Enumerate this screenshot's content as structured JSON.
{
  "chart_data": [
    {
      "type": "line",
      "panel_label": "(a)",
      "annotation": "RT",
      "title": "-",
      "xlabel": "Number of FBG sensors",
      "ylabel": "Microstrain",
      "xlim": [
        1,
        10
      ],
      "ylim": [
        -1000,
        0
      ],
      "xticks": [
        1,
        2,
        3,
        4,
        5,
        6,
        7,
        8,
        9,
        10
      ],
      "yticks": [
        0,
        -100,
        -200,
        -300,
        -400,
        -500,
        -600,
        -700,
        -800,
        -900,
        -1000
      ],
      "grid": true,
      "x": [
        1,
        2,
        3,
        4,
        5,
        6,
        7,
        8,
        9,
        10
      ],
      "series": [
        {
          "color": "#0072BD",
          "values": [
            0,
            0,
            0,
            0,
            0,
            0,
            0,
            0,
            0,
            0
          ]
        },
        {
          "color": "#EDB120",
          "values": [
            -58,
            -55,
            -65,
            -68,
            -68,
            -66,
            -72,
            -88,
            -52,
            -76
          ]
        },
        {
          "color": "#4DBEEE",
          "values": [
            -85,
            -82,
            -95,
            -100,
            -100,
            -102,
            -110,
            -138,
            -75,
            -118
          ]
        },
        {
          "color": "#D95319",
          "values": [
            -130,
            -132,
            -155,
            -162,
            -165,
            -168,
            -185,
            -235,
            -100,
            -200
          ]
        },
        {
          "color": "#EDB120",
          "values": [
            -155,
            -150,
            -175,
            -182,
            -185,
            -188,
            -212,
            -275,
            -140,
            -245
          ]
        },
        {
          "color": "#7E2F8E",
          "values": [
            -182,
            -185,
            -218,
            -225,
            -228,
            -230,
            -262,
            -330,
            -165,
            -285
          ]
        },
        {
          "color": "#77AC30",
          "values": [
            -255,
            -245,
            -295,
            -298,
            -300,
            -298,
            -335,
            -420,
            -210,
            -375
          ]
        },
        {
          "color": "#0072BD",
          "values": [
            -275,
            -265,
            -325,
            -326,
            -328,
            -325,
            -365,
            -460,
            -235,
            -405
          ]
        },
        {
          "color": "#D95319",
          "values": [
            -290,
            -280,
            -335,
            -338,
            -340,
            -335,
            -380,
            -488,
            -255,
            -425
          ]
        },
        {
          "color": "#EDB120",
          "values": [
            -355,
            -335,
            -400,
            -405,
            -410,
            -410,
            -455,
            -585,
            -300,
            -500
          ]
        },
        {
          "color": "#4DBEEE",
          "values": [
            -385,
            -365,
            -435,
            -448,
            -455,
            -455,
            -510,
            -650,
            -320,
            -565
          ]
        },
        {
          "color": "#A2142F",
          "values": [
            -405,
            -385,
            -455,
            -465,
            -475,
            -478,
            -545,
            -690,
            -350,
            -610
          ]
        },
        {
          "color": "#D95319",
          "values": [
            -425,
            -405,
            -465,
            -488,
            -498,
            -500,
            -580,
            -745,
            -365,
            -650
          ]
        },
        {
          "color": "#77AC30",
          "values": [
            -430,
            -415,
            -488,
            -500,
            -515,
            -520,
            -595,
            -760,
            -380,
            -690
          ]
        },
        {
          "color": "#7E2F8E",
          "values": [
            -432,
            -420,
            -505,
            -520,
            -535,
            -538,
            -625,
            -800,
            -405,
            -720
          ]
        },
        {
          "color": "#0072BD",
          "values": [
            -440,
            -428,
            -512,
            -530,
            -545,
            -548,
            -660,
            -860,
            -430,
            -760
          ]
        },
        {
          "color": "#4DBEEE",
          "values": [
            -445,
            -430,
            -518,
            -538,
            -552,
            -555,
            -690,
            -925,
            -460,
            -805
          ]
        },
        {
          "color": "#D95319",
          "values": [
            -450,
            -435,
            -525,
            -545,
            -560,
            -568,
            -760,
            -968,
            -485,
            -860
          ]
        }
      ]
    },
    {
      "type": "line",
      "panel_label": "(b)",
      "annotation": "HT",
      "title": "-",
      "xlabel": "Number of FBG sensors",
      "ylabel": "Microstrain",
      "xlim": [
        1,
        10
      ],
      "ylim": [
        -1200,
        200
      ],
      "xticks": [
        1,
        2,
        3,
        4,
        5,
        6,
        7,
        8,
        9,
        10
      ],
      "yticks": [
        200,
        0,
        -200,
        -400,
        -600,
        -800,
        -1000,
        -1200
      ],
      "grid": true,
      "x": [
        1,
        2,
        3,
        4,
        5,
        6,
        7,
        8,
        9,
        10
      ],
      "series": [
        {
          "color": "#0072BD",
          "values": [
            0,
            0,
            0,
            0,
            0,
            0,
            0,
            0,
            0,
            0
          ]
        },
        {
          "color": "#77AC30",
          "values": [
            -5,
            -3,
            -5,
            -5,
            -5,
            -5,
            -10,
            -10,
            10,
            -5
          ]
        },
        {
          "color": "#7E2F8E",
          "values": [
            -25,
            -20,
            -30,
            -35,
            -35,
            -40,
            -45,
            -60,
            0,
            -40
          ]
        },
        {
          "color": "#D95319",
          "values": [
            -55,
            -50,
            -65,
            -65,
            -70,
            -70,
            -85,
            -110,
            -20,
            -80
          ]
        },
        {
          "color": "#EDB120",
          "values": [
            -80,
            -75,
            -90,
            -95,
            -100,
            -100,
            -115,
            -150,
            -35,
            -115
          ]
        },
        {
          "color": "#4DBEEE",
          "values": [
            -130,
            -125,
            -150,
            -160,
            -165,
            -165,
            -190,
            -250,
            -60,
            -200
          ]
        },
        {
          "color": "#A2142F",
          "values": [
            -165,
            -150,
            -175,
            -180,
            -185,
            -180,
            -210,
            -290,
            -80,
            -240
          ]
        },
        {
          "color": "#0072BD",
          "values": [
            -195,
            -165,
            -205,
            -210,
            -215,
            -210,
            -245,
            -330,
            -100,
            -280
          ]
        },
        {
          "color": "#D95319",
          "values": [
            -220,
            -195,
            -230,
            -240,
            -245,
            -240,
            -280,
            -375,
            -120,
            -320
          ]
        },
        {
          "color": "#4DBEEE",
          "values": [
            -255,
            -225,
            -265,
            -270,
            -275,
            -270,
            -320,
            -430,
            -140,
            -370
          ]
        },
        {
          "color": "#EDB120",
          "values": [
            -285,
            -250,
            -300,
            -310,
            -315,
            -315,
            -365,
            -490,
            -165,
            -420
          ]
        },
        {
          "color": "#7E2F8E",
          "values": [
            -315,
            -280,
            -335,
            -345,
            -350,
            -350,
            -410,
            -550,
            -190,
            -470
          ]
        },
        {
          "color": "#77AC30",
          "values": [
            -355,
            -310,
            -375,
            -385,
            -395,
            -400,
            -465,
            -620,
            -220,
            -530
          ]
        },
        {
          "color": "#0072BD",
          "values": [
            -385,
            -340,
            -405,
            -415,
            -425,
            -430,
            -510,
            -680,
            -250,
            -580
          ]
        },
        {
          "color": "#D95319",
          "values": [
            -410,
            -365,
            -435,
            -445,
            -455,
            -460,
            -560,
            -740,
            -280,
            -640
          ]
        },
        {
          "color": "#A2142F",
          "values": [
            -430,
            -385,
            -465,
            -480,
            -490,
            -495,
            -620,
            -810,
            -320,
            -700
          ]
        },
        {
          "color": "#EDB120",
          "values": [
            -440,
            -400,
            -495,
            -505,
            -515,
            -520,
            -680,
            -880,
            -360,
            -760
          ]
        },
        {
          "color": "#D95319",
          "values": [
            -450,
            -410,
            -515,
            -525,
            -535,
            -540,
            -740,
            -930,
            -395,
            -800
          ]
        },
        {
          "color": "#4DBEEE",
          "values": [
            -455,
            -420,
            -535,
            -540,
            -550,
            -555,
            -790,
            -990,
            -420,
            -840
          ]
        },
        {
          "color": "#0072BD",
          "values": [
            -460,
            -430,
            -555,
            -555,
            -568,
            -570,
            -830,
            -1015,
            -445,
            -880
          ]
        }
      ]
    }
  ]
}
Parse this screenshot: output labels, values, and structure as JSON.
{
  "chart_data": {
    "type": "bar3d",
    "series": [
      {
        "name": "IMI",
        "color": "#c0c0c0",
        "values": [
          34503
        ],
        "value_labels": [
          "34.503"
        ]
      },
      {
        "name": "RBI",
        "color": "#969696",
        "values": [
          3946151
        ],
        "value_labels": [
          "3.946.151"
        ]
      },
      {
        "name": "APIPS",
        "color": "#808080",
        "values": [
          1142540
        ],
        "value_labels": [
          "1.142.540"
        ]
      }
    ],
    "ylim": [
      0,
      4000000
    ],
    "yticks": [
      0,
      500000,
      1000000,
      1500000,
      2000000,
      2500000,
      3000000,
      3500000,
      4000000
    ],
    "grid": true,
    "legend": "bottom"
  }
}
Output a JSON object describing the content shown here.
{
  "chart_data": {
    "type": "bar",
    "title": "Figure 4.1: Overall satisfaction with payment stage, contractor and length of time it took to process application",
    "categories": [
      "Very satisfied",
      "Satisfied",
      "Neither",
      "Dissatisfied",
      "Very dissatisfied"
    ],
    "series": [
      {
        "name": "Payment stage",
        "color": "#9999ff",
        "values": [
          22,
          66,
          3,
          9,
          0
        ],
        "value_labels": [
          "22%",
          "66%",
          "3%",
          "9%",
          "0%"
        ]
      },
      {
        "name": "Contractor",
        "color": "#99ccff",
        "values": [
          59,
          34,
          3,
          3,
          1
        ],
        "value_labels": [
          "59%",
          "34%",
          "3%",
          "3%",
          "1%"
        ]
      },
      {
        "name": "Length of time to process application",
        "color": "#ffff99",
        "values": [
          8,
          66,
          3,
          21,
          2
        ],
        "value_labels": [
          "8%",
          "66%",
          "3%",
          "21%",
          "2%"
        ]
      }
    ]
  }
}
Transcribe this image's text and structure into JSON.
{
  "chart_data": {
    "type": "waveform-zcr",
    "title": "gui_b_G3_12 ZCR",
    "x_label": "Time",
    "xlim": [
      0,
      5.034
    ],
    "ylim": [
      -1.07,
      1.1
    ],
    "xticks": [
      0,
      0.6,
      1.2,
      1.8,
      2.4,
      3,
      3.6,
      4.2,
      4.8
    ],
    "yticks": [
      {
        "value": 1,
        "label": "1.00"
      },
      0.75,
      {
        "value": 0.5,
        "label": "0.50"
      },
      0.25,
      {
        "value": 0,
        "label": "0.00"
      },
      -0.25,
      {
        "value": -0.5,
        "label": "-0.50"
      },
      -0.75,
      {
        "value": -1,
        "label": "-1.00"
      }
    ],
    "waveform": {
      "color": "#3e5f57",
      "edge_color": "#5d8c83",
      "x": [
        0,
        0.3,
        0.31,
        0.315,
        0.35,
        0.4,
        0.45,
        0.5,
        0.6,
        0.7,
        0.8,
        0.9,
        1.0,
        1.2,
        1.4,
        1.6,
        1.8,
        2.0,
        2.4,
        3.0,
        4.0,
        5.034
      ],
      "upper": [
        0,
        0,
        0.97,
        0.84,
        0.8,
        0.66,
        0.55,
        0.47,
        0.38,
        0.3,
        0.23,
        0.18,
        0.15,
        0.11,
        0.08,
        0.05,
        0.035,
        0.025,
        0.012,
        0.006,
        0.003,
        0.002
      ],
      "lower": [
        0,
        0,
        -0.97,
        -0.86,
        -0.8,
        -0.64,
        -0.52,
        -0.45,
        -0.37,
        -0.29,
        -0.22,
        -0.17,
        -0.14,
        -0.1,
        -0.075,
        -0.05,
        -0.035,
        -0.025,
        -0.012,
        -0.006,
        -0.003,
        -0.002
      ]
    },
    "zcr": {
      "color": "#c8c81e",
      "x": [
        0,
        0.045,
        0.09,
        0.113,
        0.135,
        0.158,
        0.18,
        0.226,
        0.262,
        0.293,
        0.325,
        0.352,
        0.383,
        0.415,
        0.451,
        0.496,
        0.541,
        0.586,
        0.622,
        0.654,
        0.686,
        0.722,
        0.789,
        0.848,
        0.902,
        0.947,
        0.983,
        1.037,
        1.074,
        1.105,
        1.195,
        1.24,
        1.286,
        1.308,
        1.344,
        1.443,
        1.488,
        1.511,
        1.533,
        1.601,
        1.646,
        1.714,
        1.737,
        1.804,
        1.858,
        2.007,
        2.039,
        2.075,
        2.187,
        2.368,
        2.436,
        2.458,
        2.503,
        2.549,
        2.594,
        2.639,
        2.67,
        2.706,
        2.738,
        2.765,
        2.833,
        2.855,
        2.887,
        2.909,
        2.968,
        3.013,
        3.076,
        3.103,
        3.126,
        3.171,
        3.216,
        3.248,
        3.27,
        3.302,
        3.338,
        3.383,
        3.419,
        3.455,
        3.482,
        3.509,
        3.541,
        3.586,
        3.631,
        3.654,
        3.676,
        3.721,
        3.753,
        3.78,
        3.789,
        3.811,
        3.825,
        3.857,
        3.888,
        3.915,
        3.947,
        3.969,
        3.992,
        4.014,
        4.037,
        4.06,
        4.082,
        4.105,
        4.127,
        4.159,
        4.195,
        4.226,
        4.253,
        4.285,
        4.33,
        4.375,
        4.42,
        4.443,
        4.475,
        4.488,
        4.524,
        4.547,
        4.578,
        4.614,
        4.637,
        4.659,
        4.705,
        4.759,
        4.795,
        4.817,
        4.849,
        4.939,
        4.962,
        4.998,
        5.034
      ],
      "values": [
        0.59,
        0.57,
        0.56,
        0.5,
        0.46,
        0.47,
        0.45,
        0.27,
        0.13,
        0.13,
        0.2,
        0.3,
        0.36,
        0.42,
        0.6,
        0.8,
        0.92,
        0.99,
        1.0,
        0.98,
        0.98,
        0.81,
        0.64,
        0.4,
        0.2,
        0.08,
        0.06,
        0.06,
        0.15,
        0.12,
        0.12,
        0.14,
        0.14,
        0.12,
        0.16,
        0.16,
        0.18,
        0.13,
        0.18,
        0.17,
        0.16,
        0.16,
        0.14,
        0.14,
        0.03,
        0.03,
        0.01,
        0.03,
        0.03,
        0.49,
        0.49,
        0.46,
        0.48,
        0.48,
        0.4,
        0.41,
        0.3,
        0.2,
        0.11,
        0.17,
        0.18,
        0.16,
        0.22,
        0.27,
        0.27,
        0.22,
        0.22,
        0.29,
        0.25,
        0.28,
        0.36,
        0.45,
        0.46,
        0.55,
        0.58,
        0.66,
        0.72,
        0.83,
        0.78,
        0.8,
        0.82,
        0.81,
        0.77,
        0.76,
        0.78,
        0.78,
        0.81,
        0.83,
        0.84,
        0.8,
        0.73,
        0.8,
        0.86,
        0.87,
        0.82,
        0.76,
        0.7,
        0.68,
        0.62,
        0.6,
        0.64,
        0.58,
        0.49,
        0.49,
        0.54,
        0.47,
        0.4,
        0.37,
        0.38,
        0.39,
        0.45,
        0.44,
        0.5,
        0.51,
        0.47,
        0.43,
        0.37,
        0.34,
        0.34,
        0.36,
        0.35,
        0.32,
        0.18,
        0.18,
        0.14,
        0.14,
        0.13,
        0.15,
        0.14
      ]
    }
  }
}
■ ■ ■ ■ ■
Say how many lines in the records hold the string "this", and say nothing else.

3